>> begin

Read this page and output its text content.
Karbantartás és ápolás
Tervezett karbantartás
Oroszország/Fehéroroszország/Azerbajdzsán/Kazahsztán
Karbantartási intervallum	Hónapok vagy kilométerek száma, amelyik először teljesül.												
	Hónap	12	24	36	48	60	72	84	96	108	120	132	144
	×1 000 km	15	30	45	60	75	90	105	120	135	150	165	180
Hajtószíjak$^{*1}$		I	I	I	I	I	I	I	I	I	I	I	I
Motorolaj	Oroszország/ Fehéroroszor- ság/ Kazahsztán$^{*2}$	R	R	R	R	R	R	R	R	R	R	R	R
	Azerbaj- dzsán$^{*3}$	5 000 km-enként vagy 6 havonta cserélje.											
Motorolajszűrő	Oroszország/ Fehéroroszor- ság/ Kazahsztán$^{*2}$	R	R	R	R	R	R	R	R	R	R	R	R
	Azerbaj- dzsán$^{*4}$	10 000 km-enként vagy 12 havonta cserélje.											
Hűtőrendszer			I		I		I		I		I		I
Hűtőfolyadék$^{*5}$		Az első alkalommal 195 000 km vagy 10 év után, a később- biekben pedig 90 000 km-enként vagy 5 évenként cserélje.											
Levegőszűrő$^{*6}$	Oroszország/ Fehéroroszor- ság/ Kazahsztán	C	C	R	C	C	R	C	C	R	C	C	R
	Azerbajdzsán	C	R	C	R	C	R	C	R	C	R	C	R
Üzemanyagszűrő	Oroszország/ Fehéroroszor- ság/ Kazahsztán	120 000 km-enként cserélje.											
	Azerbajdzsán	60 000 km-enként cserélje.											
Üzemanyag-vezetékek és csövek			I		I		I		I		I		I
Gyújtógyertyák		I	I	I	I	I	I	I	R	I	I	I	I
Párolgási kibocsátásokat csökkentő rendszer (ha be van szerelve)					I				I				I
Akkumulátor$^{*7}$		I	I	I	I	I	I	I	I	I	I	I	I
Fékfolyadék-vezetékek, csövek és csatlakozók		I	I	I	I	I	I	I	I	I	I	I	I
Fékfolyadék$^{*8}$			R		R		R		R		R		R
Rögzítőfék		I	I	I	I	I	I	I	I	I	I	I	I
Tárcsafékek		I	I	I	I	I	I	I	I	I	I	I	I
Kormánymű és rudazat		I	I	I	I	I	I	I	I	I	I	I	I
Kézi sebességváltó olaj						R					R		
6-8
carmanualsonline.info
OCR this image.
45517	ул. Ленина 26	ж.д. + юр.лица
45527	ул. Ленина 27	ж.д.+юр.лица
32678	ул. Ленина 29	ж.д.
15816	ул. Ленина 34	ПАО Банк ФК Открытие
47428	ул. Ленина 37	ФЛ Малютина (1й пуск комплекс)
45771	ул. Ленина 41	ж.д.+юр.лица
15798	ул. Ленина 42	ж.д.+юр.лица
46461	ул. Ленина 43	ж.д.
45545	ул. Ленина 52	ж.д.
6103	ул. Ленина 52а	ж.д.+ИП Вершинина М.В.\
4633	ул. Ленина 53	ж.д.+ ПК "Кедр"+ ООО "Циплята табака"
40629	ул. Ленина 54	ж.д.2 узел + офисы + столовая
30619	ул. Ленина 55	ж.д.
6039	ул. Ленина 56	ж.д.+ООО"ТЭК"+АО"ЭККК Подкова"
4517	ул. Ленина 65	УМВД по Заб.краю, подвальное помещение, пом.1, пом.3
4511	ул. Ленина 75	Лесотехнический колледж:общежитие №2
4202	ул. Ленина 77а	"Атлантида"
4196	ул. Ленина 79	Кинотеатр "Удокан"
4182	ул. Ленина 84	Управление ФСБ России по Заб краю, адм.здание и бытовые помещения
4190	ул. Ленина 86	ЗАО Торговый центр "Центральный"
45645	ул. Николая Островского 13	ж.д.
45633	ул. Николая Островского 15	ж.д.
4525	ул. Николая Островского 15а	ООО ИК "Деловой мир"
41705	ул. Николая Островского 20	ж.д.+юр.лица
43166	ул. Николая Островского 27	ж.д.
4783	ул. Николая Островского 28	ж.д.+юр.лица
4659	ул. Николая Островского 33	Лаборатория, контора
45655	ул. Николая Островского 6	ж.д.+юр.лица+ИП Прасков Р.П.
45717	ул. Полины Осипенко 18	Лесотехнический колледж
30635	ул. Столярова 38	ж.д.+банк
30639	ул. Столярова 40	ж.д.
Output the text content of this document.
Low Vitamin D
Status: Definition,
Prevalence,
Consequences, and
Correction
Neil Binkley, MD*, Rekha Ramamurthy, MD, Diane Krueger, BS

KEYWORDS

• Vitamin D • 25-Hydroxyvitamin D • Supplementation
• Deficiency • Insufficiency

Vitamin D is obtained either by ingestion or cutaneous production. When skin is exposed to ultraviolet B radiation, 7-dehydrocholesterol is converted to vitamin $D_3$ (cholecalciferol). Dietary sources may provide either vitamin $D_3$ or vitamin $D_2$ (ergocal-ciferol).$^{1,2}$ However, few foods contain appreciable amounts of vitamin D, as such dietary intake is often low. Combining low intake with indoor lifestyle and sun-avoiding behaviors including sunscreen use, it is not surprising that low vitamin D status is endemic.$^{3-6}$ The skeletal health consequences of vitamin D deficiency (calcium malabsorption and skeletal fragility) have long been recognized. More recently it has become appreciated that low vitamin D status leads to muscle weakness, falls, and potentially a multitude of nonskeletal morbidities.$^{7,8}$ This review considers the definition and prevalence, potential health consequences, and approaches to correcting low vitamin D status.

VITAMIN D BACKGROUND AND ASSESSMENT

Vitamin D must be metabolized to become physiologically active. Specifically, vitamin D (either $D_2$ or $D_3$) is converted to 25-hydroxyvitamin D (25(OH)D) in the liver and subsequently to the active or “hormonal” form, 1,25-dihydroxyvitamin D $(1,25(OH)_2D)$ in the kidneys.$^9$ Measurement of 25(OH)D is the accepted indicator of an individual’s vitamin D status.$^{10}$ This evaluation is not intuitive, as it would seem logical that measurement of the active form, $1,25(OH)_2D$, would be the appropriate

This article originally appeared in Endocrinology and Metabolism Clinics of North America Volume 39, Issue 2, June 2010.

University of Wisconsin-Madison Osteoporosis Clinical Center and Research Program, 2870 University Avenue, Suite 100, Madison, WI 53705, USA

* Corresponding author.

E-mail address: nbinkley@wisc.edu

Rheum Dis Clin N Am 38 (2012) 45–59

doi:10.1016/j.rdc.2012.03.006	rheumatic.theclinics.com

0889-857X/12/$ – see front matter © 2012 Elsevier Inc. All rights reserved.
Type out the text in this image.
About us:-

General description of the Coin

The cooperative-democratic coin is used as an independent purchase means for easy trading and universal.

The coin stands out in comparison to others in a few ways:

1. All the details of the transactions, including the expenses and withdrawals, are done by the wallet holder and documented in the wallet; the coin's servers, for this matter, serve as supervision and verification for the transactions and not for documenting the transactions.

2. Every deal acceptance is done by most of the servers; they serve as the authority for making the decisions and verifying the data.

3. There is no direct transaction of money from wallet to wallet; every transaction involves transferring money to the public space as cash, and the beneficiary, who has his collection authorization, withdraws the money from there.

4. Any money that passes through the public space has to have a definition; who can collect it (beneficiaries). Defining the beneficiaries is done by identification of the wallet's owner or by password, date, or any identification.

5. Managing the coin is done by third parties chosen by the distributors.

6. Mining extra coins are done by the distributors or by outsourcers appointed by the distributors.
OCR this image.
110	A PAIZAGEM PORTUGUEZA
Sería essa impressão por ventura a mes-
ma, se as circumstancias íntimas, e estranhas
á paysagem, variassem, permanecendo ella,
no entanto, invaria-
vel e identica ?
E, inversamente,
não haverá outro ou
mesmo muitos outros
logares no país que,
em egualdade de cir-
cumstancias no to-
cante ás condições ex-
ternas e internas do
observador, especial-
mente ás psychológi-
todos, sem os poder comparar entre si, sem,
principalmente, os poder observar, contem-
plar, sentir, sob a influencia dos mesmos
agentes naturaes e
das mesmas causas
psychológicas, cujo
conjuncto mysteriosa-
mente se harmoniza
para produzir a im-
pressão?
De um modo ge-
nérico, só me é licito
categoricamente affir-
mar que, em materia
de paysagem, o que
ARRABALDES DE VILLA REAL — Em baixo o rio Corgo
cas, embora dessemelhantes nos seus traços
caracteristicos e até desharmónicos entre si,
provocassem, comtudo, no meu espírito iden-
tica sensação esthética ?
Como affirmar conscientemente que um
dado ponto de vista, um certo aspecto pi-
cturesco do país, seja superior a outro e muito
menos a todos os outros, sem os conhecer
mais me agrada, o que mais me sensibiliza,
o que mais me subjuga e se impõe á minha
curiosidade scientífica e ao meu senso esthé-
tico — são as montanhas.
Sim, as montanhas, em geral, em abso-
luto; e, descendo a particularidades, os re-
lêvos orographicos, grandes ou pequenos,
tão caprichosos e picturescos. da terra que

>> end

» **WHAT IS ASKED**
Only the count is needed: the number of lines in the data that include the word "todos".

» **THE RESPONSE**
2